**STATED GOAL**
Below are some records. Say in a single number how many of their lines include the word "PitchControl".

**SOURCE DATA**
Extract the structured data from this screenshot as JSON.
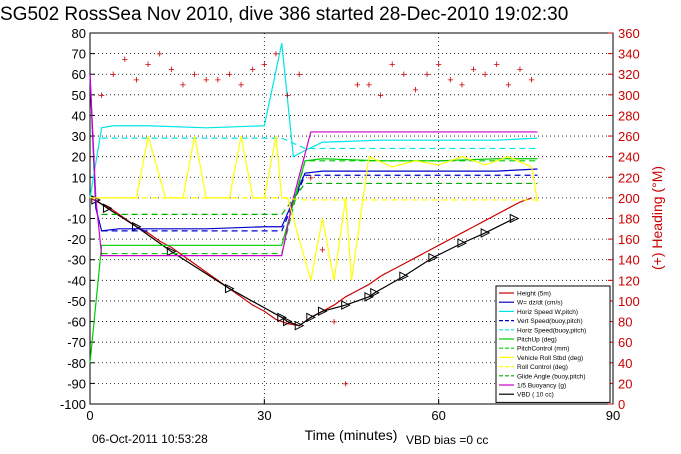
{
  "title": "SG502 RossSea Nov 2010, dive 386 started 28-Dec-2010 19:02:30",
  "footer_timestamp": "06-Oct-2011 10:53:28",
  "footer_bias": "VBD bias =0 cc",
  "chart_data": {
    "type": "line",
    "xlabel": "Time (minutes)",
    "ylabel": "",
    "y2label": "(+) Heading (°M)",
    "xlim": [
      0,
      90
    ],
    "ylim": [
      -100,
      80
    ],
    "y2lim": [
      0,
      360
    ],
    "xticks": [
      0,
      30,
      60,
      90
    ],
    "yticks": [
      80,
      70,
      60,
      50,
      40,
      30,
      20,
      10,
      0,
      -10,
      -20,
      -30,
      -40,
      -50,
      -60,
      -70,
      -80,
      -90,
      -100
    ],
    "y2ticks": [
      360,
      340,
      320,
      300,
      280,
      260,
      240,
      220,
      200,
      180,
      160,
      140,
      120,
      100,
      80,
      60,
      40,
      20,
      0
    ],
    "grid": true,
    "legend_position": "bottom-right",
    "legend": [
      {
        "label": "Height (5m)",
        "color": "#cc0000",
        "style": "solid"
      },
      {
        "label": "W= dz/dt (cm/s)",
        "color": "#0000cc",
        "style": "solid"
      },
      {
        "label": "Horiz Speed W,pitch)",
        "color": "#00e5e5",
        "style": "solid"
      },
      {
        "label": "Vert Speed(buoy,pitch)",
        "color": "#0000cc",
        "style": "dashed"
      },
      {
        "label": "Horiz Speed(buoy,pitch)",
        "color": "#00e5e5",
        "style": "dashed"
      },
      {
        "label": "PitchUp (deg)",
        "color": "#00cc00",
        "style": "solid"
      },
      {
        "label": "PitchControl (mm)",
        "color": "#00cc00",
        "style": "dashed"
      },
      {
        "label": "Vehicle Roll Stbd (deg)",
        "color": "#ffff00",
        "style": "solid"
      },
      {
        "label": "Roll Control (deg)",
        "color": "#ffff00",
        "style": "dashed"
      },
      {
        "label": "Glide Angle (buoy,pitch)",
        "color": "#00aa00",
        "style": "dashed"
      },
      {
        "label": "1/5 Buoyancy (g)",
        "color": "#cc00cc",
        "style": "solid"
      },
      {
        "label": "VBD ( 10 cc)",
        "color": "#000000",
        "style": "solid"
      }
    ],
    "series": [
      {
        "name": "Height (5m)",
        "color": "#cc0000",
        "axis": "left",
        "x": [
          0,
          2,
          4,
          6,
          8,
          10,
          12,
          14,
          16,
          18,
          20,
          22,
          24,
          26,
          28,
          30,
          32,
          34,
          36,
          38,
          40,
          42,
          44,
          46,
          48,
          50,
          52,
          54,
          56,
          58,
          60,
          62,
          64,
          66,
          68,
          70,
          72,
          74,
          76
        ],
        "y": [
          0,
          -3,
          -6,
          -10,
          -14,
          -17,
          -21,
          -24,
          -28,
          -32,
          -36,
          -40,
          -44,
          -48,
          -52,
          -55,
          -59,
          -61,
          -62,
          -58,
          -55,
          -52,
          -48,
          -45,
          -42,
          -38,
          -35,
          -32,
          -29,
          -26,
          -23,
          -20,
          -17,
          -14,
          -11,
          -8,
          -5,
          -2,
          0
        ]
      },
      {
        "name": "VBD ( 10 cc)",
        "color": "#000000",
        "axis": "left",
        "markers": "triangle",
        "x": [
          1,
          3,
          8,
          14,
          24,
          33,
          34,
          36,
          38,
          40,
          44,
          48,
          49,
          54,
          59,
          64,
          68,
          73
        ],
        "y": [
          -1,
          -5,
          -14,
          -26,
          -44,
          -58,
          -60,
          -62,
          -58,
          -55,
          -52,
          -48,
          -46,
          -38,
          -29,
          -22,
          -17,
          -10
        ]
      },
      {
        "name": "W= dz/dt (cm/s)",
        "color": "#0000cc",
        "axis": "left",
        "x": [
          0,
          1,
          2,
          5,
          10,
          20,
          30,
          33,
          37,
          40,
          50,
          60,
          70,
          77
        ],
        "y": [
          60,
          -5,
          -16,
          -15,
          -15,
          -15,
          -14,
          -14,
          12,
          13,
          13,
          13,
          13,
          14
        ]
      },
      {
        "name": "Horiz Speed W,pitch)",
        "color": "#00e5e5",
        "axis": "left",
        "x": [
          0,
          2,
          4,
          10,
          20,
          30,
          33,
          35,
          37,
          40,
          50,
          60,
          70,
          77
        ],
        "y": [
          0,
          34,
          35,
          35,
          34,
          35,
          75,
          20,
          23,
          27,
          28,
          28,
          28,
          29
        ]
      },
      {
        "name": "Vert Speed(buoy,pitch)",
        "color": "#0000cc",
        "axis": "left",
        "dashed": true,
        "x": [
          2,
          33,
          37,
          77
        ],
        "y": [
          -16,
          -16,
          11,
          11
        ]
      },
      {
        "name": "Horiz Speed(buoy,pitch)",
        "color": "#00e5e5",
        "axis": "left",
        "dashed": true,
        "x": [
          2,
          33,
          37,
          77
        ],
        "y": [
          29,
          29,
          24,
          24
        ]
      },
      {
        "name": "PitchUp (deg)",
        "color": "#00cc00",
        "axis": "left",
        "x": [
          0,
          2,
          10,
          20,
          33,
          37,
          40,
          50,
          60,
          70,
          77
        ],
        "y": [
          -80,
          -23,
          -23,
          -23,
          -23,
          18,
          19,
          18,
          18,
          19,
          19
        ]
      },
      {
        "name": "PitchControl (mm)",
        "color": "#00cc00",
        "axis": "left",
        "dashed": true,
        "x": [
          2,
          33,
          37,
          77
        ],
        "y": [
          -27,
          -27,
          18,
          18
        ]
      },
      {
        "name": "Glide Angle (buoy,pitch)",
        "color": "#00aa00",
        "axis": "left",
        "dashed": true,
        "x": [
          2,
          33,
          37,
          77
        ],
        "y": [
          -8,
          -8,
          7,
          7
        ]
      },
      {
        "name": "1/5 Buoyancy (g)",
        "color": "#cc00cc",
        "axis": "left",
        "x": [
          0,
          1,
          2,
          33,
          35,
          38,
          50,
          60,
          77
        ],
        "y": [
          60,
          0,
          -28,
          -28,
          0,
          32,
          32,
          32,
          32
        ]
      },
      {
        "name": "Vehicle Roll Stbd (deg)",
        "color": "#ffff00",
        "axis": "left",
        "x": [
          0,
          2,
          5,
          8,
          10,
          13,
          16,
          18,
          20,
          24,
          26,
          28,
          30,
          32,
          33,
          34,
          36,
          38,
          40,
          42,
          44,
          45,
          48,
          52,
          56,
          60,
          64,
          68,
          72,
          76,
          77
        ],
        "y": [
          0,
          0,
          0,
          0,
          30,
          0,
          0,
          30,
          0,
          0,
          30,
          0,
          0,
          30,
          0,
          0,
          -20,
          -40,
          -10,
          -40,
          0,
          -40,
          20,
          15,
          18,
          16,
          20,
          16,
          20,
          15,
          -2
        ]
      },
      {
        "name": "Roll Control (deg)",
        "color": "#ffff00",
        "axis": "left",
        "dashed": true,
        "x": [
          2,
          33,
          37,
          77
        ],
        "y": [
          0,
          0,
          -1,
          -1
        ]
      },
      {
        "name": "(+) Heading (°M)",
        "color": "#cc0000",
        "axis": "right",
        "style": "markers",
        "x": [
          2,
          4,
          6,
          8,
          10,
          12,
          14,
          16,
          18,
          20,
          22,
          24,
          26,
          28,
          30,
          32,
          34,
          36,
          38,
          40,
          42,
          44,
          46,
          48,
          50,
          52,
          54,
          56,
          58,
          60,
          62,
          64,
          66,
          68,
          70,
          72,
          74,
          76
        ],
        "y": [
          300,
          320,
          335,
          315,
          330,
          340,
          325,
          310,
          320,
          315,
          315,
          320,
          310,
          325,
          330,
          340,
          300,
          320,
          220,
          150,
          80,
          20,
          310,
          310,
          300,
          330,
          320,
          305,
          320,
          330,
          315,
          310,
          325,
          320,
          330,
          310,
          325,
          315
        ]
      }
    ]
  }
}
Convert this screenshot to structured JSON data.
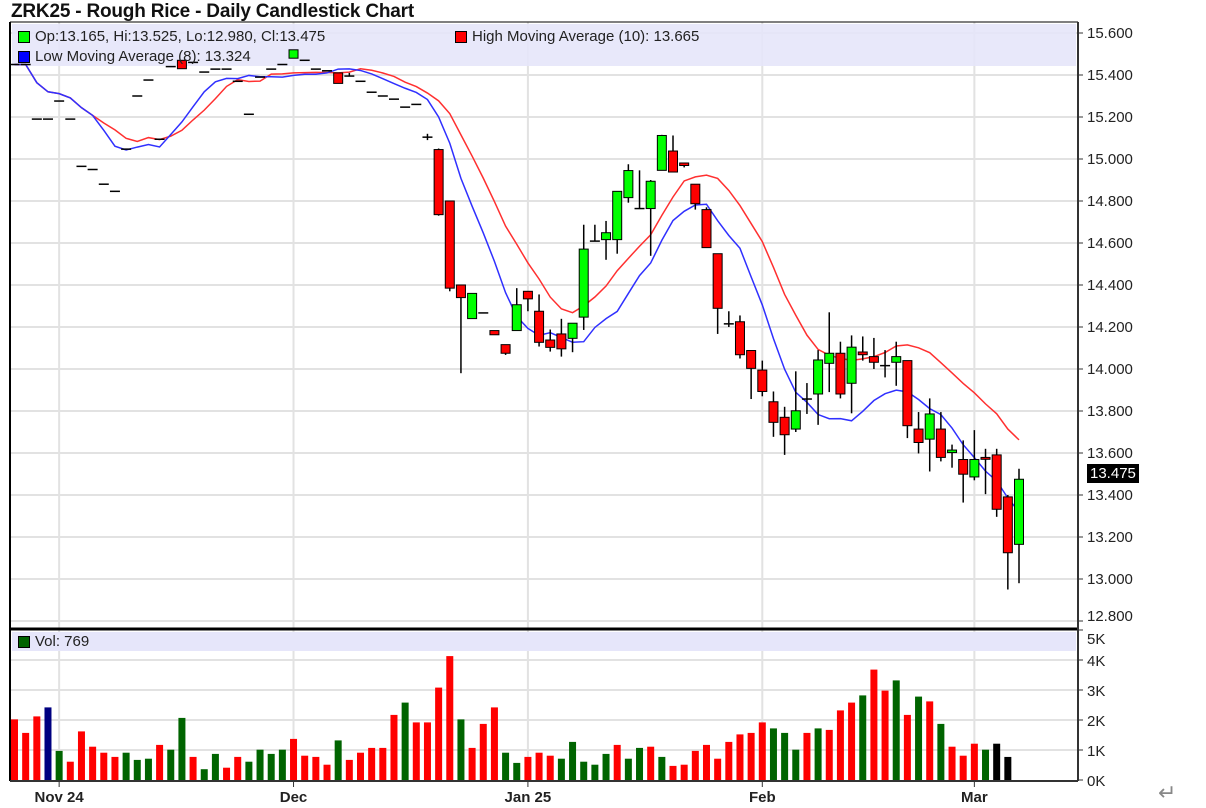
{
  "title": "ZRK25 - Rough Rice - Daily Candlestick Chart",
  "legend": {
    "ohlc": "Op:13.165, Hi:13.525, Lo:12.980, Cl:13.475",
    "high_ma": "High Moving Average (10): 13.665",
    "low_ma": "Low Moving Average (8): 13.324",
    "volume": "Vol: 769",
    "last_price": "13.475"
  },
  "colors": {
    "up": "#00ff00",
    "down": "#ff0000",
    "high_ma": "#ff3030",
    "low_ma": "#3030ff",
    "vol_up": "#006400",
    "vol_down": "#ff0000",
    "vol_highlight": "#000080",
    "legend_bg": "#e6e6fa"
  },
  "icons": {
    "return": "↵"
  },
  "chart_data": [
    {
      "type": "candlestick",
      "y_axis": {
        "range": [
          12.8,
          15.6
        ],
        "ticks": [
          "15.600",
          "15.400",
          "15.200",
          "15.000",
          "14.800",
          "14.600",
          "14.400",
          "14.200",
          "14.000",
          "13.800",
          "13.600",
          "13.400",
          "13.200",
          "13.000",
          "12.800"
        ],
        "side": "right"
      },
      "x_ticks": [
        {
          "label": "Nov 24",
          "bar": 4
        },
        {
          "label": "Dec",
          "bar": 25
        },
        {
          "label": "Jan 25",
          "bar": 46
        },
        {
          "label": "Feb",
          "bar": 67
        },
        {
          "label": "Mar",
          "bar": 86
        }
      ],
      "grid": true,
      "moving_averages": [
        {
          "name": "High Moving Average (10)",
          "source": "high",
          "period": 10
        },
        {
          "name": "Low Moving Average (8)",
          "source": "low",
          "period": 8
        }
      ],
      "ohlc": [
        [
          15.45,
          15.45,
          15.45,
          15.45
        ],
        [
          15.45,
          15.45,
          15.45,
          15.45
        ],
        [
          15.19,
          15.19,
          15.19,
          15.19
        ],
        [
          15.19,
          15.19,
          15.19,
          15.19
        ],
        [
          15.276,
          15.276,
          15.276,
          15.276
        ],
        [
          15.19,
          15.19,
          15.19,
          15.19
        ],
        [
          14.965,
          14.965,
          14.965,
          14.965
        ],
        [
          14.95,
          14.95,
          14.95,
          14.95
        ],
        [
          14.88,
          14.88,
          14.88,
          14.88
        ],
        [
          14.846,
          14.846,
          14.846,
          14.846
        ],
        [
          15.047,
          15.047,
          15.047,
          15.047
        ],
        [
          15.3,
          15.3,
          15.3,
          15.3
        ],
        [
          15.376,
          15.376,
          15.376,
          15.376
        ],
        [
          15.094,
          15.094,
          15.094,
          15.094
        ],
        [
          15.44,
          15.44,
          15.44,
          15.44
        ],
        [
          15.47,
          15.47,
          15.43,
          15.43
        ],
        [
          15.46,
          15.46,
          15.46,
          15.46
        ],
        [
          15.414,
          15.414,
          15.414,
          15.414
        ],
        [
          15.428,
          15.428,
          15.428,
          15.428
        ],
        [
          15.428,
          15.428,
          15.428,
          15.428
        ],
        [
          15.37,
          15.37,
          15.37,
          15.37
        ],
        [
          15.213,
          15.213,
          15.213,
          15.213
        ],
        [
          15.39,
          15.39,
          15.39,
          15.39
        ],
        [
          15.428,
          15.428,
          15.428,
          15.428
        ],
        [
          15.45,
          15.45,
          15.45,
          15.45
        ],
        [
          15.48,
          15.52,
          15.48,
          15.52
        ],
        [
          15.47,
          15.47,
          15.47,
          15.47
        ],
        [
          15.428,
          15.428,
          15.428,
          15.428
        ],
        [
          15.42,
          15.42,
          15.42,
          15.42
        ],
        [
          15.41,
          15.41,
          15.36,
          15.36
        ],
        [
          15.395,
          15.41,
          15.395,
          15.395
        ],
        [
          15.37,
          15.37,
          15.37,
          15.37
        ],
        [
          15.318,
          15.318,
          15.318,
          15.318
        ],
        [
          15.3,
          15.3,
          15.3,
          15.3
        ],
        [
          15.285,
          15.285,
          15.285,
          15.285
        ],
        [
          15.247,
          15.247,
          15.247,
          15.247
        ],
        [
          15.26,
          15.26,
          15.26,
          15.26
        ],
        [
          15.104,
          15.12,
          15.09,
          15.104
        ],
        [
          15.045,
          15.05,
          14.73,
          14.735
        ],
        [
          14.8,
          14.8,
          14.37,
          14.385
        ],
        [
          14.4,
          14.4,
          13.98,
          14.34
        ],
        [
          14.24,
          14.36,
          14.24,
          14.36
        ],
        [
          14.267,
          14.267,
          14.267,
          14.267
        ],
        [
          14.183,
          14.183,
          14.163,
          14.163
        ],
        [
          14.116,
          14.116,
          14.067,
          14.075
        ],
        [
          14.183,
          14.385,
          14.183,
          14.306
        ],
        [
          14.37,
          14.37,
          14.275,
          14.334
        ],
        [
          14.275,
          14.355,
          14.107,
          14.127
        ],
        [
          14.138,
          14.188,
          14.083,
          14.103
        ],
        [
          14.167,
          14.239,
          14.059,
          14.096
        ],
        [
          14.146,
          14.218,
          14.08,
          14.218
        ],
        [
          14.247,
          14.687,
          14.186,
          14.571
        ],
        [
          14.609,
          14.687,
          14.609,
          14.609
        ],
        [
          14.616,
          14.705,
          14.52,
          14.649
        ],
        [
          14.616,
          14.846,
          14.549,
          14.846
        ],
        [
          14.816,
          14.975,
          14.792,
          14.945
        ],
        [
          14.764,
          14.946,
          14.764,
          14.764
        ],
        [
          14.764,
          14.9,
          14.539,
          14.894
        ],
        [
          14.946,
          15.115,
          14.946,
          15.112
        ],
        [
          15.038,
          15.112,
          14.938,
          14.938
        ],
        [
          14.981,
          14.981,
          14.96,
          14.969
        ],
        [
          14.88,
          14.88,
          14.759,
          14.787
        ],
        [
          14.759,
          14.77,
          14.578,
          14.578
        ],
        [
          14.549,
          14.549,
          14.167,
          14.289
        ],
        [
          14.215,
          14.275,
          14.2,
          14.215
        ],
        [
          14.225,
          14.255,
          14.05,
          14.068
        ],
        [
          14.088,
          14.088,
          13.857,
          14.003
        ],
        [
          13.995,
          14.04,
          13.87,
          13.893
        ],
        [
          13.844,
          13.893,
          13.677,
          13.746
        ],
        [
          13.77,
          13.82,
          13.591,
          13.687
        ],
        [
          13.714,
          13.989,
          13.7,
          13.801
        ],
        [
          13.857,
          13.933,
          13.786,
          13.857
        ],
        [
          13.881,
          14.09,
          13.734,
          14.043
        ],
        [
          14.027,
          14.27,
          13.89,
          14.075
        ],
        [
          14.075,
          14.13,
          13.86,
          13.881
        ],
        [
          13.932,
          14.16,
          13.789,
          14.104
        ],
        [
          14.081,
          14.155,
          14.04,
          14.068
        ],
        [
          14.059,
          14.148,
          14.0,
          14.032
        ],
        [
          14.016,
          14.09,
          13.96,
          14.016
        ],
        [
          14.032,
          14.13,
          13.92,
          14.059
        ],
        [
          14.04,
          14.04,
          13.671,
          13.73
        ],
        [
          13.714,
          13.795,
          13.598,
          13.65
        ],
        [
          13.666,
          13.86,
          13.512,
          13.786
        ],
        [
          13.714,
          13.795,
          13.56,
          13.579
        ],
        [
          13.602,
          13.64,
          13.53,
          13.614
        ],
        [
          13.569,
          13.66,
          13.364,
          13.499
        ],
        [
          13.486,
          13.709,
          13.47,
          13.569
        ],
        [
          13.579,
          13.62,
          13.404,
          13.57
        ],
        [
          13.591,
          13.62,
          13.296,
          13.332
        ],
        [
          13.391,
          13.4,
          12.95,
          13.125
        ],
        [
          13.165,
          13.525,
          12.98,
          13.475
        ]
      ]
    },
    {
      "type": "bar",
      "title": "Vol: 769",
      "y_axis": {
        "range": [
          0,
          5000
        ],
        "ticks": [
          "5K",
          "4K",
          "3K",
          "2K",
          "1K",
          "0K"
        ],
        "side": "right"
      },
      "values": [
        2020,
        1570,
        2120,
        2420,
        970,
        610,
        1620,
        1110,
        910,
        770,
        910,
        670,
        710,
        1170,
        1010,
        2070,
        770,
        360,
        870,
        410,
        770,
        610,
        1010,
        870,
        1010,
        1370,
        810,
        770,
        510,
        1320,
        670,
        910,
        1070,
        1070,
        2170,
        2580,
        1920,
        1920,
        3080,
        4130,
        2020,
        1070,
        1870,
        2420,
        910,
        570,
        770,
        910,
        810,
        710,
        1270,
        610,
        510,
        870,
        1170,
        710,
        1070,
        1110,
        770,
        470,
        510,
        970,
        1170,
        710,
        1270,
        1520,
        1570,
        1920,
        1720,
        1570,
        1010,
        1570,
        1720,
        1670,
        2320,
        2580,
        2820,
        3680,
        2980,
        3320,
        2170,
        2780,
        2620,
        1870,
        1110,
        810,
        1210,
        1010,
        1210,
        769
      ],
      "colors": "rrrbgrrrrrgggrggrggrrggggrrrrgrrrrrgrrrrgrrrggrrrgggggrggrgrrrrrrrrrgggrgrrrgrrgrgrgrrrg"
    }
  ]
}
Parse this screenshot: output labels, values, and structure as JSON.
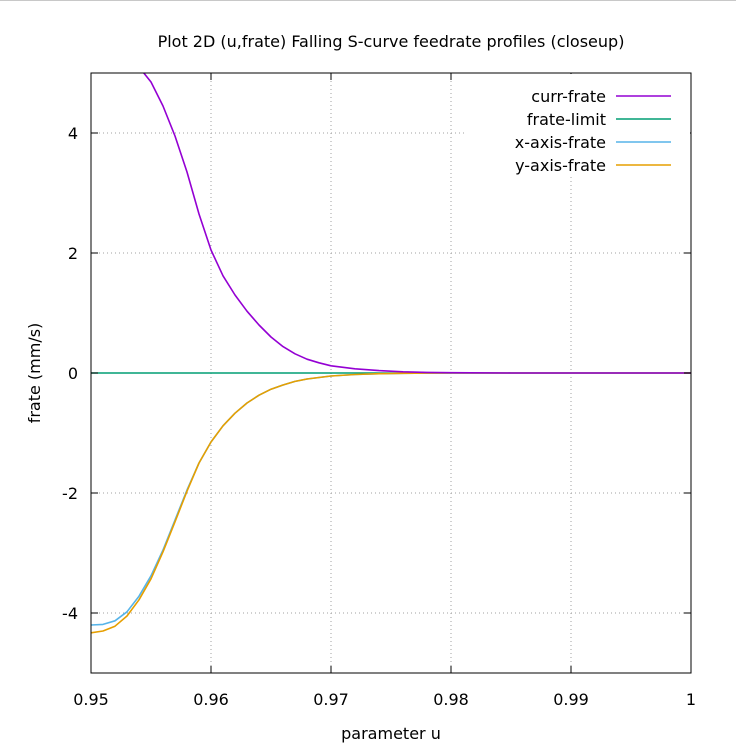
{
  "chart_data": {
    "type": "line",
    "title": "Plot 2D (u,frate) Falling S-curve feedrate profiles (closeup)",
    "xlabel": "parameter u",
    "ylabel": "frate (mm/s)",
    "xlim": [
      0.95,
      1.0
    ],
    "ylim": [
      -5,
      5
    ],
    "xticks": [
      0.95,
      0.96,
      0.97,
      0.98,
      0.99,
      1.0
    ],
    "xtick_labels": [
      "0.95",
      "0.96",
      "0.97",
      "0.98",
      "0.99",
      "1"
    ],
    "yticks": [
      -4,
      -2,
      0,
      2,
      4
    ],
    "ytick_labels": [
      "-4",
      "-2",
      "0",
      "2",
      "4"
    ],
    "grid": true,
    "legend_position": "top-right",
    "series": [
      {
        "name": "curr-frate",
        "color": "#9400d3",
        "x": [
          0.954,
          0.955,
          0.956,
          0.957,
          0.958,
          0.959,
          0.96,
          0.961,
          0.962,
          0.963,
          0.964,
          0.965,
          0.966,
          0.967,
          0.968,
          0.969,
          0.97,
          0.972,
          0.974,
          0.976,
          0.978,
          0.98,
          0.985,
          0.99,
          1.0
        ],
        "y": [
          5.1,
          4.85,
          4.45,
          3.95,
          3.35,
          2.65,
          2.05,
          1.62,
          1.3,
          1.03,
          0.8,
          0.6,
          0.44,
          0.32,
          0.23,
          0.17,
          0.12,
          0.07,
          0.04,
          0.02,
          0.01,
          0.005,
          0.0,
          0.0,
          0.0
        ]
      },
      {
        "name": "frate-limit",
        "color": "#009e73",
        "x": [
          0.95,
          1.0
        ],
        "y": [
          0.0,
          0.0
        ]
      },
      {
        "name": "x-axis-frate",
        "color": "#56b4e9",
        "x": [
          0.95,
          0.951,
          0.952,
          0.953,
          0.954,
          0.955,
          0.956,
          0.957,
          0.958,
          0.959,
          0.96,
          0.961,
          0.962,
          0.963,
          0.964,
          0.965,
          0.966,
          0.967,
          0.968,
          0.97,
          0.972,
          0.974,
          0.976,
          0.978,
          0.98,
          0.985,
          0.99,
          1.0
        ],
        "y": [
          -4.2,
          -4.19,
          -4.13,
          -3.98,
          -3.72,
          -3.38,
          -2.95,
          -2.45,
          -1.95,
          -1.5,
          -1.15,
          -0.88,
          -0.67,
          -0.5,
          -0.37,
          -0.27,
          -0.2,
          -0.14,
          -0.1,
          -0.05,
          -0.025,
          -0.012,
          -0.005,
          -0.002,
          0.0,
          0.0,
          0.0,
          0.0
        ]
      },
      {
        "name": "y-axis-frate",
        "color": "#e69f00",
        "x": [
          0.95,
          0.951,
          0.952,
          0.953,
          0.954,
          0.955,
          0.956,
          0.957,
          0.958,
          0.959,
          0.96,
          0.961,
          0.962,
          0.963,
          0.964,
          0.965,
          0.966,
          0.967,
          0.968,
          0.97,
          0.972,
          0.974,
          0.976,
          0.978,
          0.98,
          0.985,
          0.99,
          1.0
        ],
        "y": [
          -4.33,
          -4.3,
          -4.22,
          -4.05,
          -3.78,
          -3.43,
          -2.98,
          -2.48,
          -1.97,
          -1.5,
          -1.15,
          -0.88,
          -0.67,
          -0.5,
          -0.37,
          -0.27,
          -0.2,
          -0.14,
          -0.1,
          -0.05,
          -0.025,
          -0.012,
          -0.005,
          -0.002,
          0.0,
          0.0,
          0.0,
          0.0
        ]
      }
    ]
  }
}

**RESULT OF THE TASK**
2